Write out the data below exactly as given, without any of its pictures.

▶ Data lines
--- Start ---
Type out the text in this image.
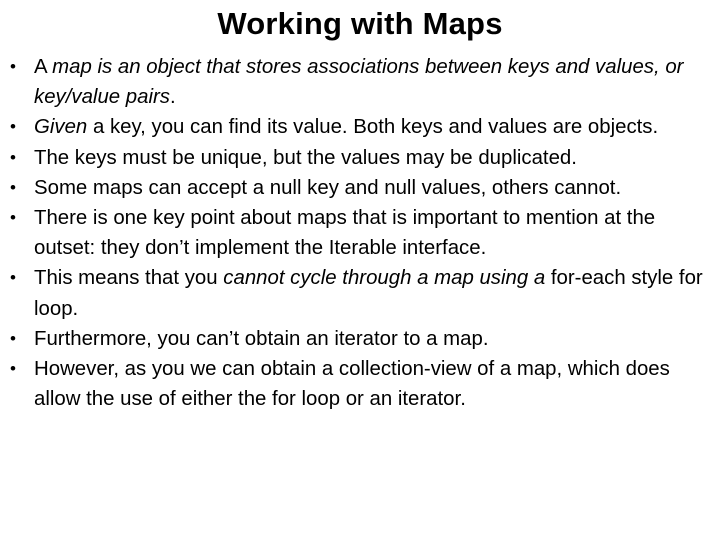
Working with Maps
• A map is an object that stores associations between keys and values, or key/value pairs.
• Given a key, you can find its value. Both keys and values are objects.
• The keys must be unique, but the values may be duplicated.
• Some maps can accept a null key and null values, others cannot.
• There is one key point about maps that is important to mention at the outset: they don’t implement the Iterable interface.
• This means that you cannot cycle through a map using a for-each style for loop.
• Furthermore, you can’t obtain an iterator to a map.
• However, as you we can obtain a collection-view of a map, which does allow the use of either the for loop or an iterator.
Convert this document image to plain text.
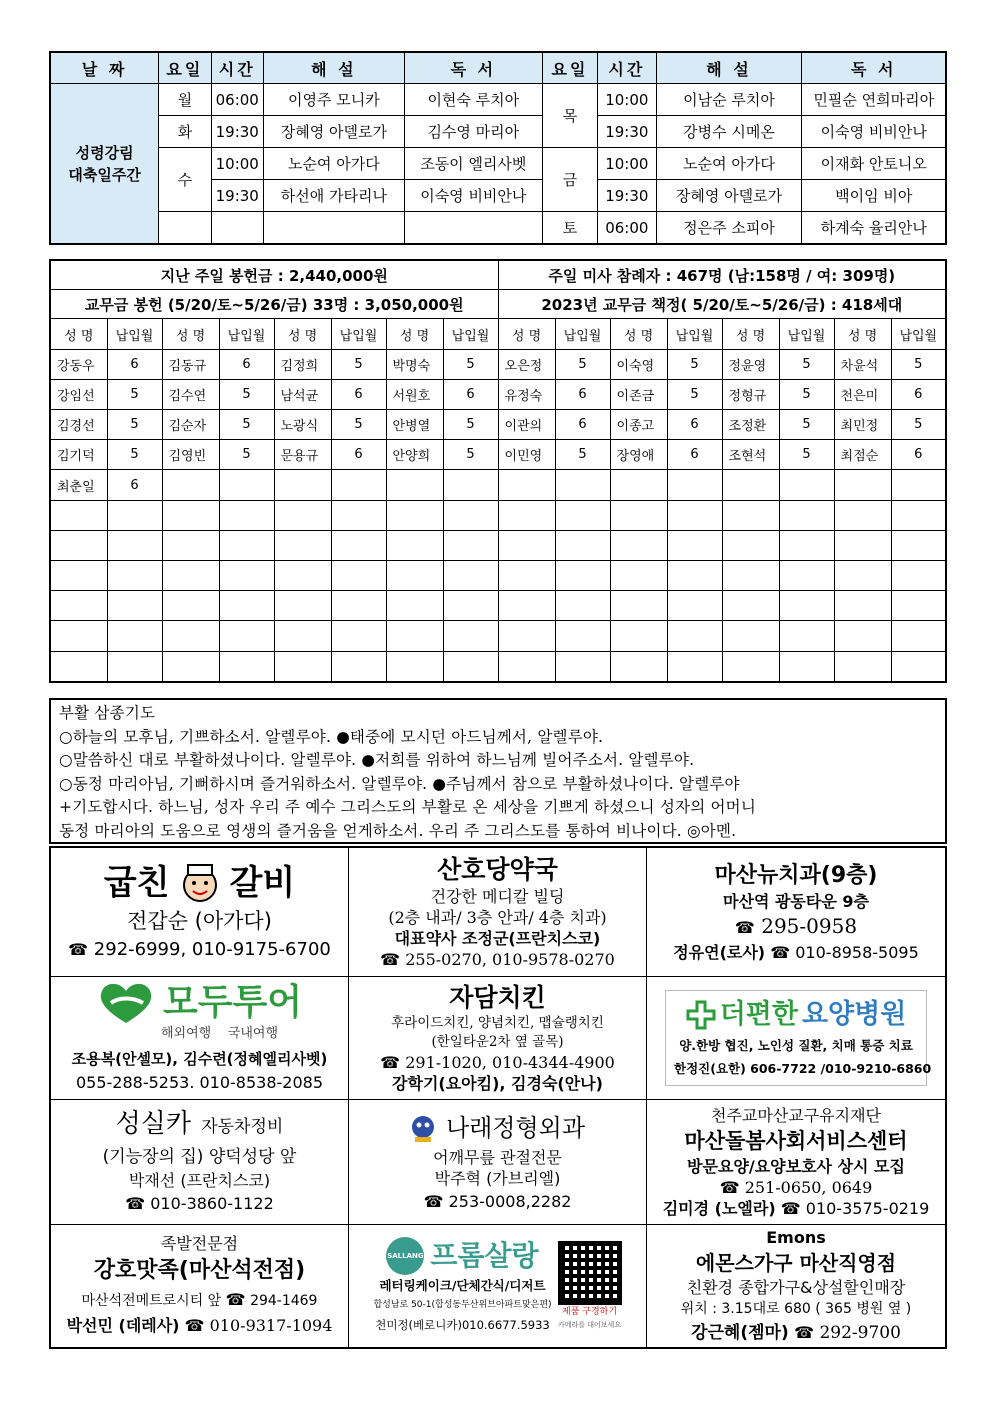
날 짜	요일	시간	해 설	독 서	요일	시간	해 설	독 서

성령강림
대축일주간	월	06:00	이영주 모니카	이현숙 루치아	목	10:00	이남순 루치아	민필순 연희마리아
	화	19:30	장혜영 아델로가	김수영 마리아		19:30	강병수 시메온	이숙영 비비안나
	수	10:00	노순여 아가다	조동이 엘리사벳	금	10:00	노순여 아가다	이재화 안토니오
		19:30	하선애 가타리나	이숙영 비비안나		19:30	장혜영 아델로가	백이임 비아
					토	06:00	정은주 소피아	하계숙 율리안나
지난 주일 봉헌금 : 2,440,000원								주일 미사 참례자 : 467명 (남:158명 / 여: 309명)							
교무금 봉헌 (5/20/토~5/26/금) 33명 : 3,050,000원								2023년 교무금 책정( 5/20/토~5/26/금) : 418세대							
성 명	납입월	성 명	납입월	성 명	납입월	성 명	납입월	성 명	납입월	성 명	납입월	성 명	납입월	성 명	납입월
강동우	6	김동규	6	김정희	5	박명숙	5	오은정	5	이숙영	5	정윤영	5	차윤석	5
강임선	5	김수연	5	남석균	6	서원호	6	유정숙	6	이존금	5	정형규	5	천은미	6
김경선	5	김순자	5	노광식	5	안병열	5	이관의	6	이종고	6	조정환	5	최민정	5
김기덕	5	김영빈	5	문용규	6	안양희	5	이민영	5	장영애	6	조현석	5	최점순	6
최춘일	6														

부활 삼종기도
○하늘의 모후님, 기쁘하소서. 알렐루야. ●태중에 모시던 아드님께서, 알렐루야.
○말씀하신 대로 부활하셨나이다. 알렐루야. ●저희를 위하여 하느님께 빌어주소서. 알렐루야.
○동정 마리아님, 기뻐하시며 즐거워하소서. 알렐루야. ●주님께서 참으로 부활하셨나이다. 알렐루야
+기도합시다. 하느님, 성자 우리 주 예수 그리스도의 부활로 온 세상을 기쁘게 하셨으니 성자의 어머니
동정 마리아의 도움으로 영생의 즐거움을 얻게하소서. 우리 주 그리스도를 통하여 비나이다. ◎아멘.
굽친 갈비
전갑순 (아가다)
☎ 292-6999, 010-9175-6700
산호당약국
건강한 메디칼 빌딩
(2층 내과/ 3층 안과/ 4층 치과)
대표약사 조정군(프란치스코)
☎ 255-0270, 010-9578-0270
마산뉴치과(9층)
마산역 광동타운 9층
☎ 295-0958
정유연(로사) ☎ 010-8958-5095
모두투어
해외여행 국내여행
조용복(안셀모), 김수련(정혜엘리사벳)
055-288-5253. 010-8538-2085
자담치킨
후라이드치킨, 양념치킨, 맵슐랭치킨
(한일타운2차 옆 골목)
☎ 291-1020, 010-4344-4900
강학기(요아킴), 김경숙(안나)
더편한 요양병원
양.한방 협진, 노인성 질환, 치매 통증 치료
한정진(요한) 606-7722 /010-9210-6860
성실카 자동차정비
(기능장의 집) 양덕성당 앞
박재선 (프란치스코)
☎ 010-3860-1122
나래정형외과
어깨무릎 관절전문
박주혁 (가브리엘)
☎ 253-0008,2282
천주교마산교구유지재단
마산돌봄사회서비스센터
방문요양/요양보호사 상시 모집
☎ 251-0650, 0649
김미경 (노엘라) ☎ 010-3575-0219
족발전문점
강호맛족(마산석전점)
마산석전메트로시티 앞 ☎ 294-1469
박선민 (데레사) ☎ 010-9317-1094
SALLANG 프롬살랑
레터링케이크/단체간식/디저트
합성남로 50-1(합성동두산위브아파트맞은편)
천미정(베로니카)010.6677.5933
제품 구경하기
카메라를 대어보세요
Emons
에몬스가구 마산직영점
친환경 종합가구&상설할인매장
위치 : 3.15대로 680 ( 365 병원 옆 )
강근혜(젬마) ☎ 292-9700
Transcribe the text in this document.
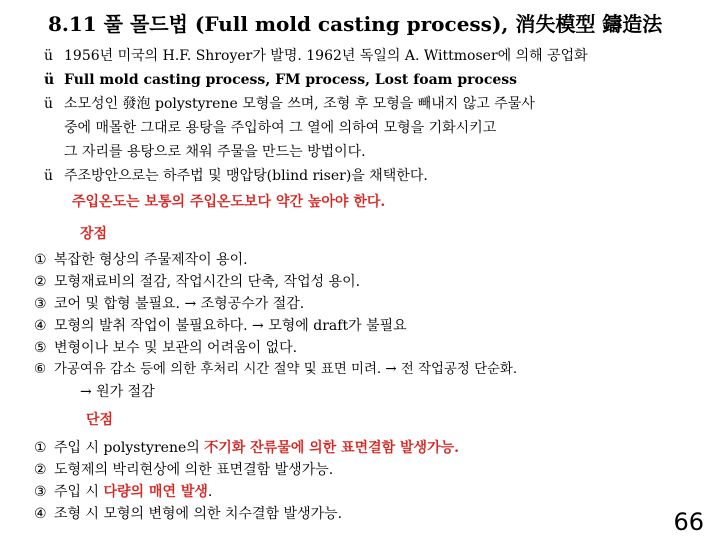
8.11 풀 몰드법 (Full mold casting process), 消失模型 鑄造法
ü 1956년 미국의 H.F. Shroyer가 발명. 1962년 독일의 A. Wittmoser에 의해 공업화
ü Full mold casting process, FM process, Lost foam process
ü 소모성인 發泡 polystyrene 모형을 쓰며, 조형 후 모형을 빼내지 않고 주물사
중에 매몰한 그대로 용탕을 주입하여 그 열에 의하여 모형을 기화시키고
그 자리를 용탕으로 채워 주물을 만드는 방법이다.
ü 주조방안으로는 하주법 및 맹압탕(blind riser)을 채택한다.
주입온도는 보통의 주입온도보다 약간 높아야 한다.
장점
① 복잡한 형상의 주물제작이 용이.
② 모형재료비의 절감, 작업시간의 단축, 작업성 용이.
③ 코어 및 합형 불필요. → 조형공수가 절감.
④ 모형의 발취 작업이 불필요하다. → 모형에 draft가 불필요
⑤ 변형이나 보수 및 보관의 어려움이 없다.
⑥ 가공여유 감소 등에 의한 후처리 시간 절약 및 표면 미려. → 전 작업공정 단순화.
→ 원가 절감
단점
① 주입 시 polystyrene의 不기화 잔류물에 의한 표면결함 발생가능.
② 도형제의 박리현상에 의한 표면결함 발생가능.
③ 주입 시 다량의 매연 발생.
④ 조형 시 모형의 변형에 의한 치수결함 발생가능.	66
--- End ---
▶ Output of the task
Type out the text in this image.
Working with Maps
• A map is an object that stores associations between keys and values, or key/value pairs.
• Given a key, you can find its value. Both keys and values are objects.
• The keys must be unique, but the values may be duplicated.
• Some maps can accept a null key and null values, others cannot.
• There is one key point about maps that is important to mention at the outset: they don’t implement the Iterable interface.
• This means that you cannot cycle through a map using a for-each style for loop.
• Furthermore, you can’t obtain an iterator to a map.
• However, as you we can obtain a collection-view of a map, which does allow the use of either the for loop or an iterator.
Convert this document image to plain text.
날 짜	요일	시간	해 설	독 서	요일	시간	해 설	독 서

성령강림
대축일주간	월	06:00	이영주 모니카	이현숙 루치아	목	10:00	이남순 루치아	민필순 연희마리아
	화	19:30	장혜영 아델로가	김수영 마리아		19:30	강병수 시메온	이숙영 비비안나
	수	10:00	노순여 아가다	조동이 엘리사벳	금	10:00	노순여 아가다	이재화 안토니오
		19:30	하선애 가타리나	이숙영 비비안나		19:30	장혜영 아델로가	백이임 비아
					토	06:00	정은주 소피아	하계숙 율리안나
지난 주일 봉헌금 : 2,440,000원								주일 미사 참례자 : 467명 (남:158명 / 여: 309명)							
교무금 봉헌 (5/20/토~5/26/금) 33명 : 3,050,000원								2023년 교무금 책정( 5/20/토~5/26/금) : 418세대							
성 명	납입월	성 명	납입월	성 명	납입월	성 명	납입월	성 명	납입월	성 명	납입월	성 명	납입월	성 명	납입월
강동우	6	김동규	6	김정희	5	박명숙	5	오은정	5	이숙영	5	정윤영	5	차윤석	5
강임선	5	김수연	5	남석균	6	서원호	6	유정숙	6	이존금	5	정형규	5	천은미	6
김경선	5	김순자	5	노광식	5	안병열	5	이관의	6	이종고	6	조정환	5	최민정	5
김기덕	5	김영빈	5	문용규	6	안양희	5	이민영	5	장영애	6	조현석	5	최점순	6
최춘일	6														

부활 삼종기도
○하늘의 모후님, 기쁘하소서. 알렐루야. ●태중에 모시던 아드님께서, 알렐루야.
○말씀하신 대로 부활하셨나이다. 알렐루야. ●저희를 위하여 하느님께 빌어주소서. 알렐루야.
○동정 마리아님, 기뻐하시며 즐거워하소서. 알렐루야. ●주님께서 참으로 부활하셨나이다. 알렐루야
+기도합시다. 하느님, 성자 우리 주 예수 그리스도의 부활로 온 세상을 기쁘게 하셨으니 성자의 어머니
동정 마리아의 도움으로 영생의 즐거움을 얻게하소서. 우리 주 그리스도를 통하여 비나이다. ◎아멘.
굽친 갈비
전갑순 (아가다)
☎ 292-6999, 010-9175-6700
산호당약국
건강한 메디칼 빌딩
(2층 내과/ 3층 안과/ 4층 치과)
대표약사 조정군(프란치스코)
☎ 255-0270, 010-9578-0270
마산뉴치과(9층)
마산역 광동타운 9층
☎ 295-0958
정유연(로사) ☎ 010-8958-5095
모두투어
해외여행 국내여행
조용복(안셀모), 김수련(정혜엘리사벳)
055-288-5253. 010-8538-2085
자담치킨
후라이드치킨, 양념치킨, 맵슐랭치킨
(한일타운2차 옆 골목)
☎ 291-1020, 010-4344-4900
강학기(요아킴), 김경숙(안나)
더편한 요양병원
양.한방 협진, 노인성 질환, 치매 통증 치료
한정진(요한) 606-7722 /010-9210-6860
성실카 자동차정비
(기능장의 집) 양덕성당 앞
박재선 (프란치스코)
☎ 010-3860-1122
나래정형외과
어깨무릎 관절전문
박주혁 (가브리엘)
☎ 253-0008,2282
천주교마산교구유지재단
마산돌봄사회서비스센터
방문요양/요양보호사 상시 모집
☎ 251-0650, 0649
김미경 (노엘라) ☎ 010-3575-0219
족발전문점
강호맛족(마산석전점)
마산석전메트로시티 앞 ☎ 294-1469
박선민 (데레사) ☎ 010-9317-1094
SALLANG 프롬살랑
레터링케이크/단체간식/디저트
합성남로 50-1(합성동두산위브아파트맞은편)
천미정(베로니카)010.6677.5933
제품 구경하기
카메라를 대어보세요
Emons
에몬스가구 마산직영점
친환경 종합가구&상설할인매장
위치 : 3.15대로 680 ( 365 병원 옆 )
강근혜(젬마) ☎ 292-9700
Transcribe the text in this document.
8.11 풀 몰드법 (Full mold casting process), 消失模型 鑄造法
ü 1956년 미국의 H.F. Shroyer가 발명. 1962년 독일의 A. Wittmoser에 의해 공업화
ü Full mold casting process, FM process, Lost foam process
ü 소모성인 發泡 polystyrene 모형을 쓰며, 조형 후 모형을 빼내지 않고 주물사
중에 매몰한 그대로 용탕을 주입하여 그 열에 의하여 모형을 기화시키고
그 자리를 용탕으로 채워 주물을 만드는 방법이다.
ü 주조방안으로는 하주법 및 맹압탕(blind riser)을 채택한다.
주입온도는 보통의 주입온도보다 약간 높아야 한다.
장점
① 복잡한 형상의 주물제작이 용이.
② 모형재료비의 절감, 작업시간의 단축, 작업성 용이.
③ 코어 및 합형 불필요. → 조형공수가 절감.
④ 모형의 발취 작업이 불필요하다. → 모형에 draft가 불필요
⑤ 변형이나 보수 및 보관의 어려움이 없다.
⑥ 가공여유 감소 등에 의한 후처리 시간 절약 및 표면 미려. → 전 작업공정 단순화.
→ 원가 절감
단점
① 주입 시 polystyrene의 不기화 잔류물에 의한 표면결함 발생가능.
② 도형제의 박리현상에 의한 표면결함 발생가능.
③ 주입 시 다량의 매연 발생.
④ 조형 시 모형의 변형에 의한 치수결함 발생가능.	66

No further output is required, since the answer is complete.